TASK DETAILS - Everything from the line that contains "Parse this screenshot: output" through the last line of the listing must be copied exactly, with both of those lines included and no others.

:: MATERIALS PROVIDED

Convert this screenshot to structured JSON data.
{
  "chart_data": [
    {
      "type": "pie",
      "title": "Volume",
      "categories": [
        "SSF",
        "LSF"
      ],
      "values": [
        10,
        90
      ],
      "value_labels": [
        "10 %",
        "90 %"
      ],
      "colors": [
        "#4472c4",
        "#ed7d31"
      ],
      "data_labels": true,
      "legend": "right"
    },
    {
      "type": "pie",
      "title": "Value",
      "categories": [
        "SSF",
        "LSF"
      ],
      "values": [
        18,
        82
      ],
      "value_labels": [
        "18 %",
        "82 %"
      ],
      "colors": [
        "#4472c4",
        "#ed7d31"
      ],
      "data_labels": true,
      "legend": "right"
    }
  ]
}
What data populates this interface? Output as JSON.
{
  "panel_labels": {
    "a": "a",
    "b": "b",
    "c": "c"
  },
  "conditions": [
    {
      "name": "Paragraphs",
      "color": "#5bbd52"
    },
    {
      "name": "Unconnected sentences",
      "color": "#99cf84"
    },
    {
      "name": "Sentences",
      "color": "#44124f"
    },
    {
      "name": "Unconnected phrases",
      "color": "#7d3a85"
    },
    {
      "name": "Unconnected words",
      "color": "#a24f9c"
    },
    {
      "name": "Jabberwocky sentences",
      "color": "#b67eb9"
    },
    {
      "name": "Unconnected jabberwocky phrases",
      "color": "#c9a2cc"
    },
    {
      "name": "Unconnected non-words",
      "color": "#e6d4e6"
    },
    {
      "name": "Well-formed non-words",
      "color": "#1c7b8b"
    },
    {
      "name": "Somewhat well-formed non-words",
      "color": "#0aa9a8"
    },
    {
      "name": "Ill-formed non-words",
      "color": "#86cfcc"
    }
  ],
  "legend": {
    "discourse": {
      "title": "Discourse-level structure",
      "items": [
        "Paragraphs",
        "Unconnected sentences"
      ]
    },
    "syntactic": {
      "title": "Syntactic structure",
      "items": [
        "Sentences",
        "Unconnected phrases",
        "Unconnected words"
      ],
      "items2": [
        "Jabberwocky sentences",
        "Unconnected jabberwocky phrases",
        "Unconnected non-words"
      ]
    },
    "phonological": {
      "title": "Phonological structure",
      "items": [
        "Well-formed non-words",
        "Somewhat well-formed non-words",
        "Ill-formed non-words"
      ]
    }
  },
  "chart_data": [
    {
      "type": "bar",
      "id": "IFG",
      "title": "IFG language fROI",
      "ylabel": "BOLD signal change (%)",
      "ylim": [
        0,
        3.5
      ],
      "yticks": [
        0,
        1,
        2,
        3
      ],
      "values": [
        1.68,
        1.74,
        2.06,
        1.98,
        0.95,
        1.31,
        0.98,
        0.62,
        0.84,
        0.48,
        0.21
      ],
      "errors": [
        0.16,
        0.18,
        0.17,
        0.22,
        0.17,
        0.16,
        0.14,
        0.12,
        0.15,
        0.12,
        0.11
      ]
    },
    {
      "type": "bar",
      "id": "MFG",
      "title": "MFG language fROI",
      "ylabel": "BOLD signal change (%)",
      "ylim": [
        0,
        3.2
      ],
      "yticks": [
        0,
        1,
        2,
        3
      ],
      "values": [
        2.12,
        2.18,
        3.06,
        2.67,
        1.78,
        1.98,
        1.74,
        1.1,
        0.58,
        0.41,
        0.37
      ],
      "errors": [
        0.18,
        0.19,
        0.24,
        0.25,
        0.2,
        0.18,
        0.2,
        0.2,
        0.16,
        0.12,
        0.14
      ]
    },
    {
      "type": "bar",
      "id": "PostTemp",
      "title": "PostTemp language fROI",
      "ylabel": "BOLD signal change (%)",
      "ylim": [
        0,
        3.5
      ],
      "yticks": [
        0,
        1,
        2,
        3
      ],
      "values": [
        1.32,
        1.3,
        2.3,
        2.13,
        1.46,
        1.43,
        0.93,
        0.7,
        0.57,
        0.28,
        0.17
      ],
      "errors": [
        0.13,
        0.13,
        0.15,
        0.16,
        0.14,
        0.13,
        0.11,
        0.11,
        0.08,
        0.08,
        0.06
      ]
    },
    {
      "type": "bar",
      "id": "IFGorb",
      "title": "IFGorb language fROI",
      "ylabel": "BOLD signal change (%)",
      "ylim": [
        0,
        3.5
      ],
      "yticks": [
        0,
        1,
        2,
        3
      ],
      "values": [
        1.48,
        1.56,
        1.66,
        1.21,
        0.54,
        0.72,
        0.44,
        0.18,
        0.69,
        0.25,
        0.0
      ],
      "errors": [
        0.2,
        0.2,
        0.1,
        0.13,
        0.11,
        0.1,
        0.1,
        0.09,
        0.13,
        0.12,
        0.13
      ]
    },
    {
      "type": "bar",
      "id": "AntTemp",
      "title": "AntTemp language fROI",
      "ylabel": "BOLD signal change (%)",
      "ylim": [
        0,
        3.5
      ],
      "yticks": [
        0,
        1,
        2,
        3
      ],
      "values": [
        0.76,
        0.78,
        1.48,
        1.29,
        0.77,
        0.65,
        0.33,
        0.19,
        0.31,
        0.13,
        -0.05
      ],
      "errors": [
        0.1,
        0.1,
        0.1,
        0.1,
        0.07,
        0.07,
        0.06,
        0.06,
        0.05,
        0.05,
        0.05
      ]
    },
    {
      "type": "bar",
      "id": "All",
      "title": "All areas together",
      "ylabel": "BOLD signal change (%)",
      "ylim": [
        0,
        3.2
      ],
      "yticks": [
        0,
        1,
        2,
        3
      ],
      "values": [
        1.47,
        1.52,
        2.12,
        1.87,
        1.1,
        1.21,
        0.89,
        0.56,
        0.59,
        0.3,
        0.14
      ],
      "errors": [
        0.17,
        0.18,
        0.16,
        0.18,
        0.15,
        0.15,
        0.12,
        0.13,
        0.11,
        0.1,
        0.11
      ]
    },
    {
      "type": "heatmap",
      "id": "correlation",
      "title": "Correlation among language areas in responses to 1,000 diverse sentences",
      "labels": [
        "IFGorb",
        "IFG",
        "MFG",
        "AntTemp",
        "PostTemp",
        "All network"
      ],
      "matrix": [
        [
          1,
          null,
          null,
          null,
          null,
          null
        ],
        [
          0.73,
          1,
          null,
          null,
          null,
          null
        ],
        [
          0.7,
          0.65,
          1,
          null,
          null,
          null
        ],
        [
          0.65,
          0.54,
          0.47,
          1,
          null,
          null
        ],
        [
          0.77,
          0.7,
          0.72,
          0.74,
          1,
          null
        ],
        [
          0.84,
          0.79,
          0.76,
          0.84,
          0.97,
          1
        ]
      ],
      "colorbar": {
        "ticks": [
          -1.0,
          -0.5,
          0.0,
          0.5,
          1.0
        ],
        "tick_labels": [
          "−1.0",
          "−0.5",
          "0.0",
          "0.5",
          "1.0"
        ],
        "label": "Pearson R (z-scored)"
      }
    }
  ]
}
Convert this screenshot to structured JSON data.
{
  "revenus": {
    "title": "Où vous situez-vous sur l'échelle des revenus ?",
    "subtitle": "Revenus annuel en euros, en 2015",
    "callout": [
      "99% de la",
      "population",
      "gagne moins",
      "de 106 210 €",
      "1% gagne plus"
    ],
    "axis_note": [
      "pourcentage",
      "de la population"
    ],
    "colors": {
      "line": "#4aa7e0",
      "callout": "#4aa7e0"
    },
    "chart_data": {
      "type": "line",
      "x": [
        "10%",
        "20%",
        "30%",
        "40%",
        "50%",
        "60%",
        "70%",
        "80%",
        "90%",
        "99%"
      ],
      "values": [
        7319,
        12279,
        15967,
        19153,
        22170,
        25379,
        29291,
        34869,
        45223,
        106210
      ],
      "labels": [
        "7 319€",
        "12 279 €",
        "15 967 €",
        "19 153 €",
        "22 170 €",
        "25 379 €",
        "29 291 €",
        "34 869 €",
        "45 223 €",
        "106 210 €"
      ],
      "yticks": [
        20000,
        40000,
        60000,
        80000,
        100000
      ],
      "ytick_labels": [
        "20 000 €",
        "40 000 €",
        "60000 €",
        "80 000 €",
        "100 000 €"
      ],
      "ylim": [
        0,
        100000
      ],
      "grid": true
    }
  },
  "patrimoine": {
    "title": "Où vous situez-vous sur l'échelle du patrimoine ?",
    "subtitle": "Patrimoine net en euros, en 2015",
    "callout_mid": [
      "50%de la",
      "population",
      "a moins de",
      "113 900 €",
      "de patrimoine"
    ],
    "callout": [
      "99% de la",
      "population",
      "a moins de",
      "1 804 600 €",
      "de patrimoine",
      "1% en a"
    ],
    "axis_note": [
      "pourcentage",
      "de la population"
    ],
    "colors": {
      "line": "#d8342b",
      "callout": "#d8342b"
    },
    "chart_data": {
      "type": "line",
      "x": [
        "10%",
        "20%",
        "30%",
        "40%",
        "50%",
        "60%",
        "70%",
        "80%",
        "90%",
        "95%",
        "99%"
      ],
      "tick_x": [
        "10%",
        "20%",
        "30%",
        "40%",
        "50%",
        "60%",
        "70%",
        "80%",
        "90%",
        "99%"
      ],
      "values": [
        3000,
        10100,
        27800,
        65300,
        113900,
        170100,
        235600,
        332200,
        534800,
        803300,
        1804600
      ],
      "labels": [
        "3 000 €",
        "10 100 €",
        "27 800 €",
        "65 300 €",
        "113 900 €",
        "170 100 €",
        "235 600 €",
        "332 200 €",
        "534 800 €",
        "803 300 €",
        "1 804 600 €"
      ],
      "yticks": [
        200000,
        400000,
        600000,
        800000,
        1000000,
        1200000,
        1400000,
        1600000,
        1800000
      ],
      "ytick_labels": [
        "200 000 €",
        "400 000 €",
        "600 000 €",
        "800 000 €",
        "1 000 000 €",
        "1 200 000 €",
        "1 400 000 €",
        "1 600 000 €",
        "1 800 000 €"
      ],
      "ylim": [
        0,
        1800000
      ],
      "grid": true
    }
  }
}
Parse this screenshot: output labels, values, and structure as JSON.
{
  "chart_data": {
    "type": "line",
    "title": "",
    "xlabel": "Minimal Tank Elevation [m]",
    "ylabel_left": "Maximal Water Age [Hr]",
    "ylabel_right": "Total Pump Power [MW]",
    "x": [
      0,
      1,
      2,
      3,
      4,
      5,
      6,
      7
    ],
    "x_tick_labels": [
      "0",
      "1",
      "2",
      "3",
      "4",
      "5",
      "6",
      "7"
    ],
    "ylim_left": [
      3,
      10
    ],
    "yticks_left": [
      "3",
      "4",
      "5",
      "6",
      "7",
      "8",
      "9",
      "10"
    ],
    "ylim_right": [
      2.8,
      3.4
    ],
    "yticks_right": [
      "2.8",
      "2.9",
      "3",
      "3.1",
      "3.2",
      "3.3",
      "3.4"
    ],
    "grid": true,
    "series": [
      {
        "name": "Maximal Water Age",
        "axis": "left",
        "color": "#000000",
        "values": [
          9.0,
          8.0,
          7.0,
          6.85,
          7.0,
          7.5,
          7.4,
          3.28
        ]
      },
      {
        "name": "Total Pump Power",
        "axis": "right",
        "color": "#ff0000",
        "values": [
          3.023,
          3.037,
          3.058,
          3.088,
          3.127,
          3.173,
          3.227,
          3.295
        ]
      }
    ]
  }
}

::::

RESPONSE -
Parse this screenshot: output labels, values, and structure as JSON.
{
  "chart_data": {
    "type": "line",
    "title": "",
    "xlabel": "Minimal Tank Elevation [m]",
    "ylabel_left": "Maximal Water Age [Hr]",
    "ylabel_right": "Total Pump Power [MW]",
    "x": [
      0,
      1,
      2,
      3,
      4,
      5,
      6,
      7
    ],
    "x_tick_labels": [
      "0",
      "1",
      "2",
      "3",
      "4",
      "5",
      "6",
      "7"
    ],
    "ylim_left": [
      3,
      10
    ],
    "yticks_left": [
      "3",
      "4",
      "5",
      "6",
      "7",
      "8",
      "9",
      "10"
    ],
    "ylim_right": [
      2.8,
      3.4
    ],
    "yticks_right": [
      "2.8",
      "2.9",
      "3",
      "3.1",
      "3.2",
      "3.3",
      "3.4"
    ],
    "grid": true,
    "series": [
      {
        "name": "Maximal Water Age",
        "axis": "left",
        "color": "#000000",
        "values": [
          9.0,
          8.0,
          7.0,
          6.85,
          7.0,
          7.5,
          7.4,
          3.28
        ]
      },
      {
        "name": "Total Pump Power",
        "axis": "right",
        "color": "#ff0000",
        "values": [
          3.023,
          3.037,
          3.058,
          3.088,
          3.127,
          3.173,
          3.227,
          3.295
        ]
      }
    ]
  }
}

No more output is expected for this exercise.